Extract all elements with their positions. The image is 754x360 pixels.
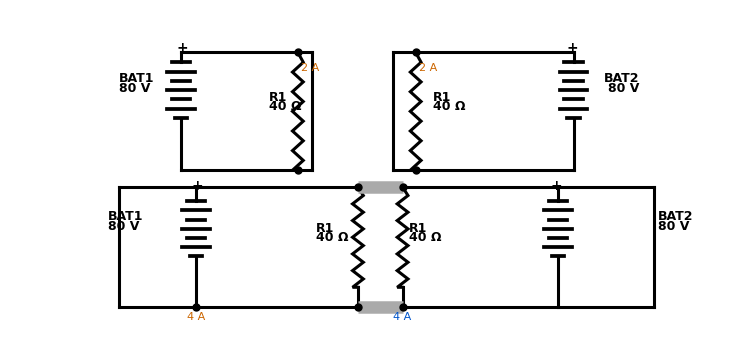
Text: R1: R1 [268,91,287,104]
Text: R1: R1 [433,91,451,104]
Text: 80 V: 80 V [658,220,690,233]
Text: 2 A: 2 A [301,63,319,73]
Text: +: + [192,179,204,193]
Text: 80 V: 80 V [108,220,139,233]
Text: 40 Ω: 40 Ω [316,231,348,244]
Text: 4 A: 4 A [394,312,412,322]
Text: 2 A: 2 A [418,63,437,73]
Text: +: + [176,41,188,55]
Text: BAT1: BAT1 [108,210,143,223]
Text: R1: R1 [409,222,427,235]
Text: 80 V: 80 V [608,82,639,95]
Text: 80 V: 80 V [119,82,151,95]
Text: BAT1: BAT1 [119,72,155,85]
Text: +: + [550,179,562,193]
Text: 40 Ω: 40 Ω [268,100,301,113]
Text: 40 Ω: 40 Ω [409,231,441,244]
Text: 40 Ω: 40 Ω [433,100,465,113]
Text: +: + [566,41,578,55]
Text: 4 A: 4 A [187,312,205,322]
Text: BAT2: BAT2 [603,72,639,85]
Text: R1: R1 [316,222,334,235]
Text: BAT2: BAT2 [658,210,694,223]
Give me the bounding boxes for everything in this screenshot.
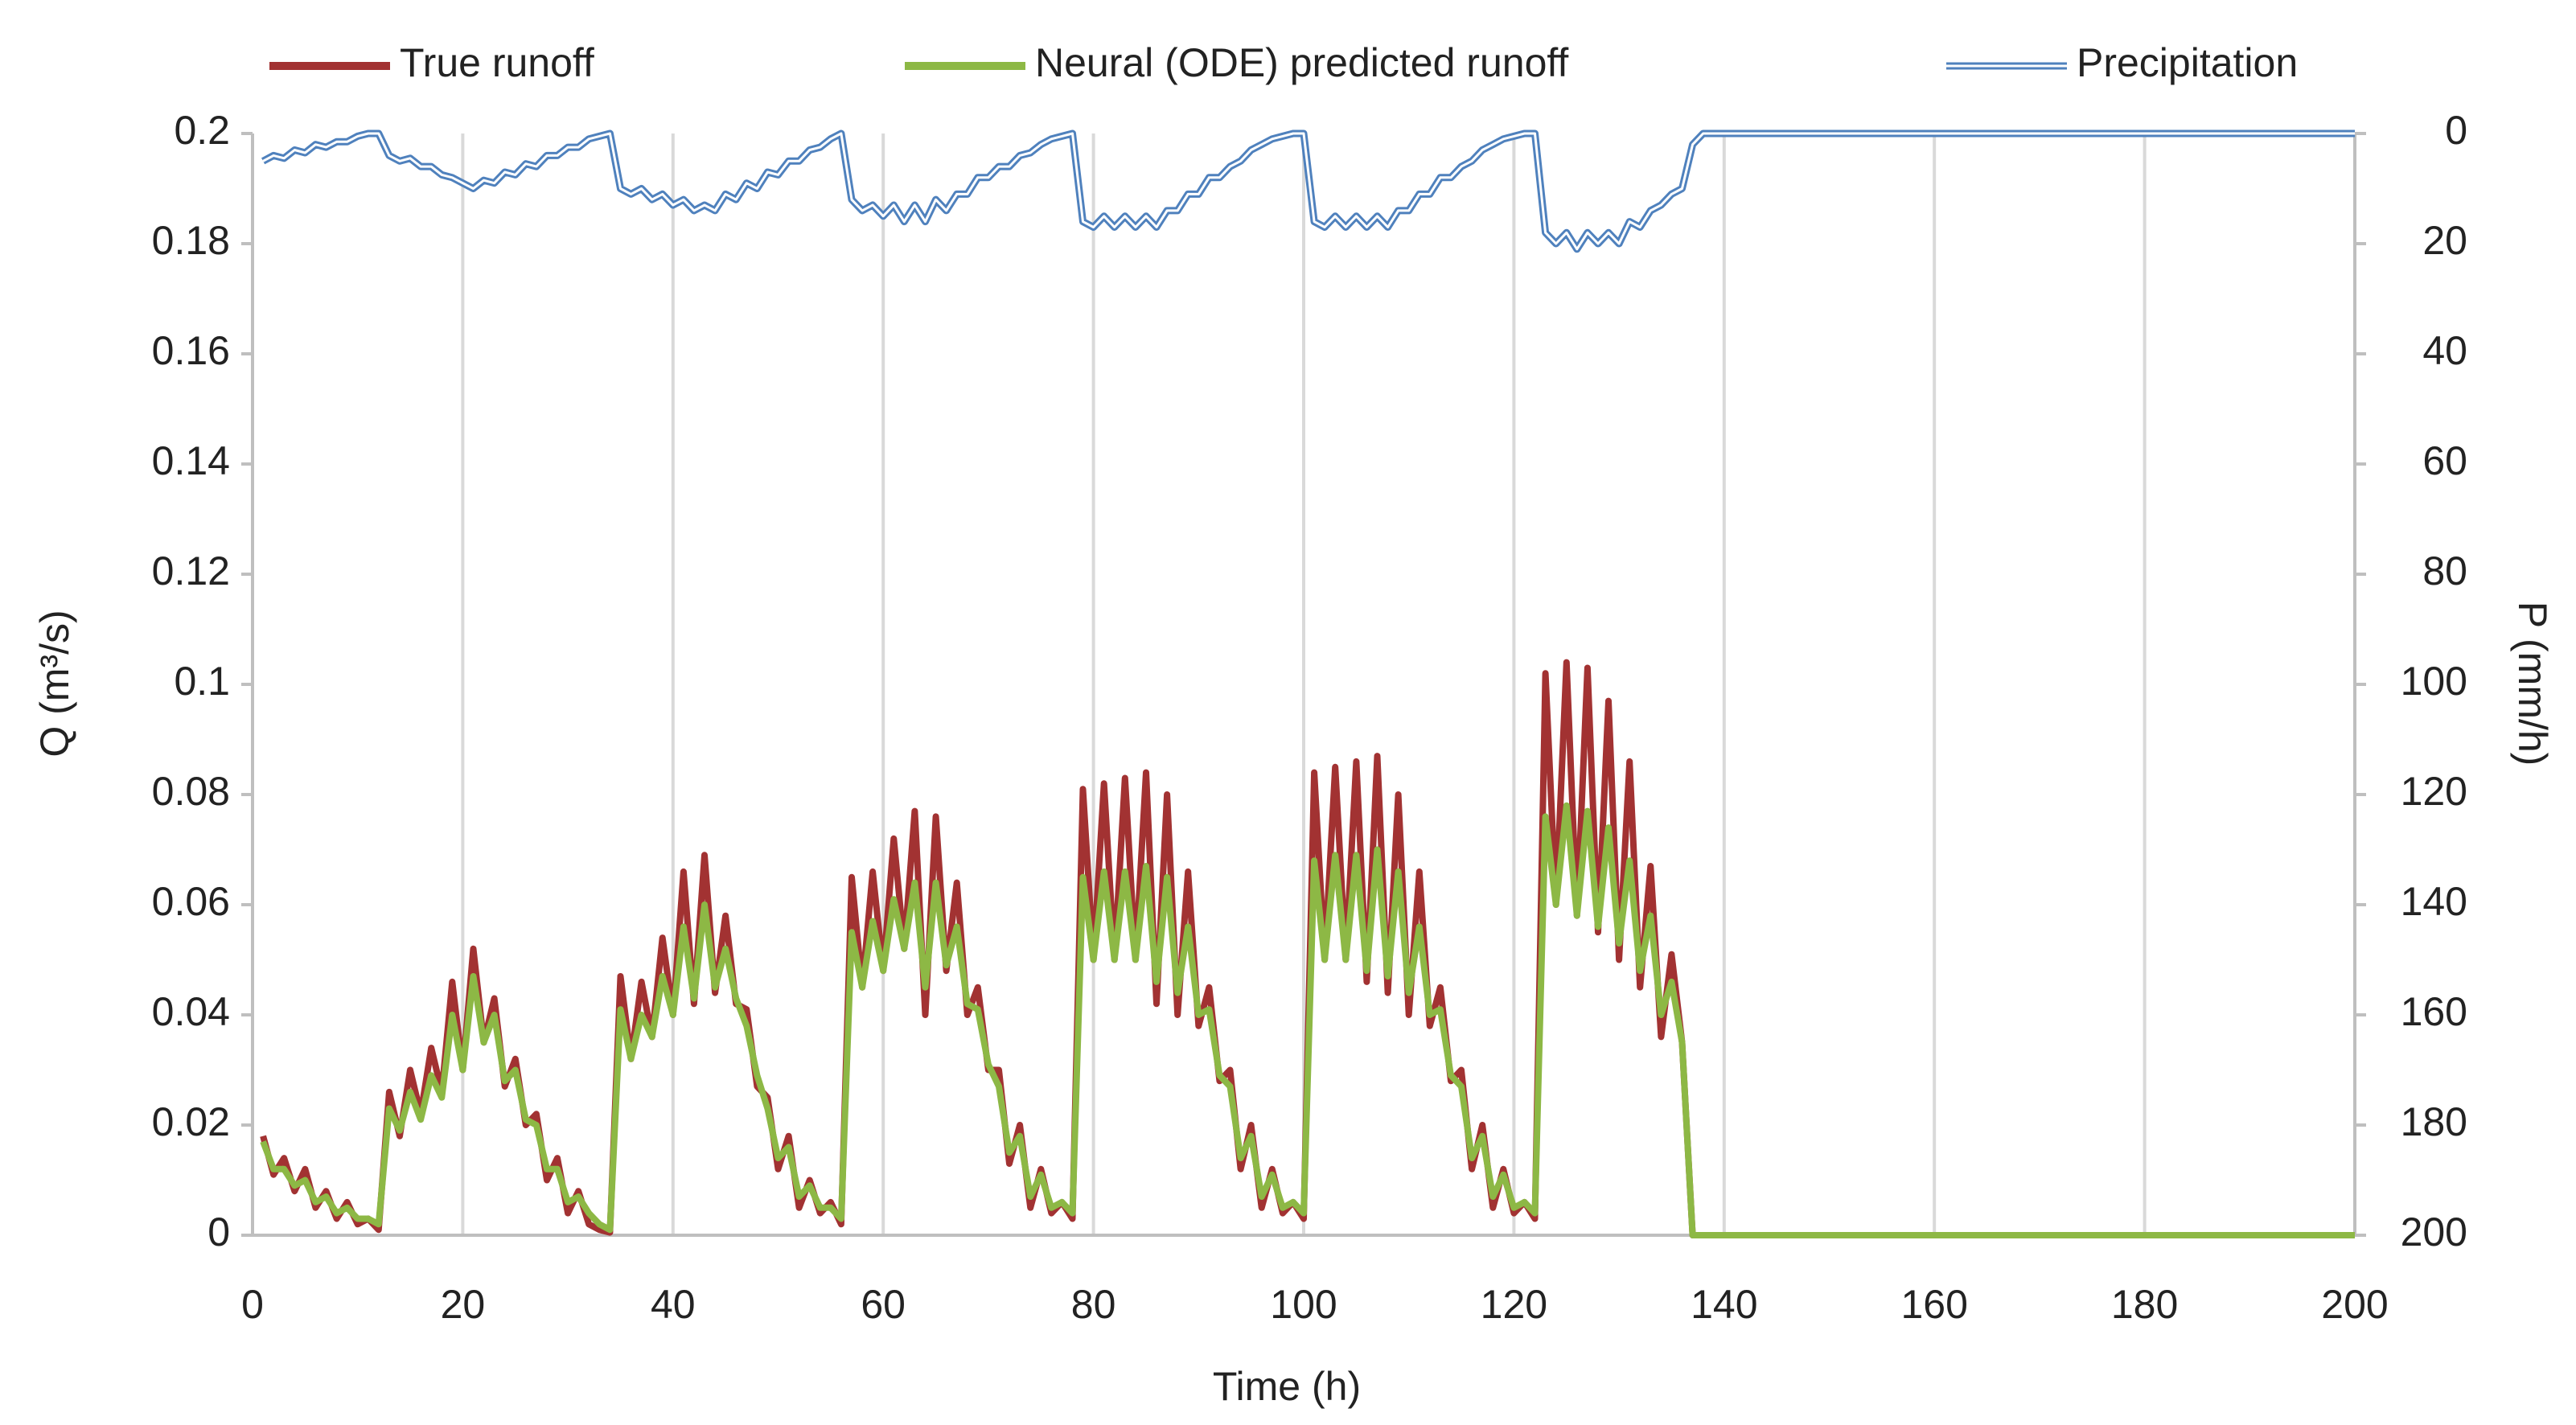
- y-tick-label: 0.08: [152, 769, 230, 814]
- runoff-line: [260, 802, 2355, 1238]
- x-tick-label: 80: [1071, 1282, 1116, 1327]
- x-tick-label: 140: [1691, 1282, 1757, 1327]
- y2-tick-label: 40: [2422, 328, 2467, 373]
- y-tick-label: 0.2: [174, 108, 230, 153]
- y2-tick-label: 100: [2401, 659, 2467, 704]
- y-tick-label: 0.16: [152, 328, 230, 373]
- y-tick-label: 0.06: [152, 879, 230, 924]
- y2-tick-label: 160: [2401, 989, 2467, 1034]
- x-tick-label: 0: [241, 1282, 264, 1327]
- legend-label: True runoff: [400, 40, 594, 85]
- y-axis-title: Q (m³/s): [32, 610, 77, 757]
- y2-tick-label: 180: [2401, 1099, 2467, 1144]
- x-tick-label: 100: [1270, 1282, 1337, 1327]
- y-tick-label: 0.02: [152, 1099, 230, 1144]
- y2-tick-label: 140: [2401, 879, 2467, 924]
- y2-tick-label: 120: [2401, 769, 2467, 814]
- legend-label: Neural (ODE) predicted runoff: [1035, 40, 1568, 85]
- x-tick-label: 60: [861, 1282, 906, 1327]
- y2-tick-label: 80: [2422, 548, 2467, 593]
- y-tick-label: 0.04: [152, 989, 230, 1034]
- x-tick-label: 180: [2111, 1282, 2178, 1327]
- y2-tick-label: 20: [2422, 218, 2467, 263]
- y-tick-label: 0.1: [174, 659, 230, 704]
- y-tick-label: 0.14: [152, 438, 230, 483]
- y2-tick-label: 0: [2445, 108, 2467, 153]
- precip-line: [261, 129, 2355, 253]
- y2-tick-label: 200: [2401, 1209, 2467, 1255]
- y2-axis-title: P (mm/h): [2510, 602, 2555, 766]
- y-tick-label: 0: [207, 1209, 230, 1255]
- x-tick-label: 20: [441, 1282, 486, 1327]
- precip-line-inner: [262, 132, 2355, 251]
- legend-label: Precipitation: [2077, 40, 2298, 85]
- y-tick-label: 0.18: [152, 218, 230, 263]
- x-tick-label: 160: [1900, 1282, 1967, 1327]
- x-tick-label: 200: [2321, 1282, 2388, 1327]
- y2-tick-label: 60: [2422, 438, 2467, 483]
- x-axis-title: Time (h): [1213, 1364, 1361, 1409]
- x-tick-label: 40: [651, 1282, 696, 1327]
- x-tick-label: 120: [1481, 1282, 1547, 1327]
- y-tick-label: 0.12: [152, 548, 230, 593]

++++++++++++++++++++

▸ **PROBLEM DETAILS**:
Reproduce the rows starting with the line with "- y-tick-label: 0.08: [152, 769, 230, 814]" and going on through the line with "- y2-tick-label: 120: [2401, 769, 2467, 814]", switching "True runoff" to "Observed runoff" and leaving everything else unchanged.

▸ **OUTPUT BELOW**:
- y-tick-label: 0.08: [152, 769, 230, 814]
- runoff-line: [260, 802, 2355, 1238]
- x-tick-label: 80: [1071, 1282, 1116, 1327]
- x-tick-label: 140: [1691, 1282, 1757, 1327]
- y2-tick-label: 40: [2422, 328, 2467, 373]
- y-tick-label: 0.2: [174, 108, 230, 153]
- y2-tick-label: 100: [2401, 659, 2467, 704]
- y-tick-label: 0.16: [152, 328, 230, 373]
- y-tick-label: 0.06: [152, 879, 230, 924]
- y2-tick-label: 160: [2401, 989, 2467, 1034]
- x-tick-label: 0: [241, 1282, 264, 1327]
- legend-label: Observed runoff: [400, 40, 594, 85]
- y-axis-title: Q (m³/s): [32, 610, 77, 757]
- y2-tick-label: 180: [2401, 1099, 2467, 1144]
- x-tick-label: 100: [1270, 1282, 1337, 1327]
- y-tick-label: 0.02: [152, 1099, 230, 1144]
- y2-tick-label: 140: [2401, 879, 2467, 924]
- y2-tick-label: 120: [2401, 769, 2467, 814]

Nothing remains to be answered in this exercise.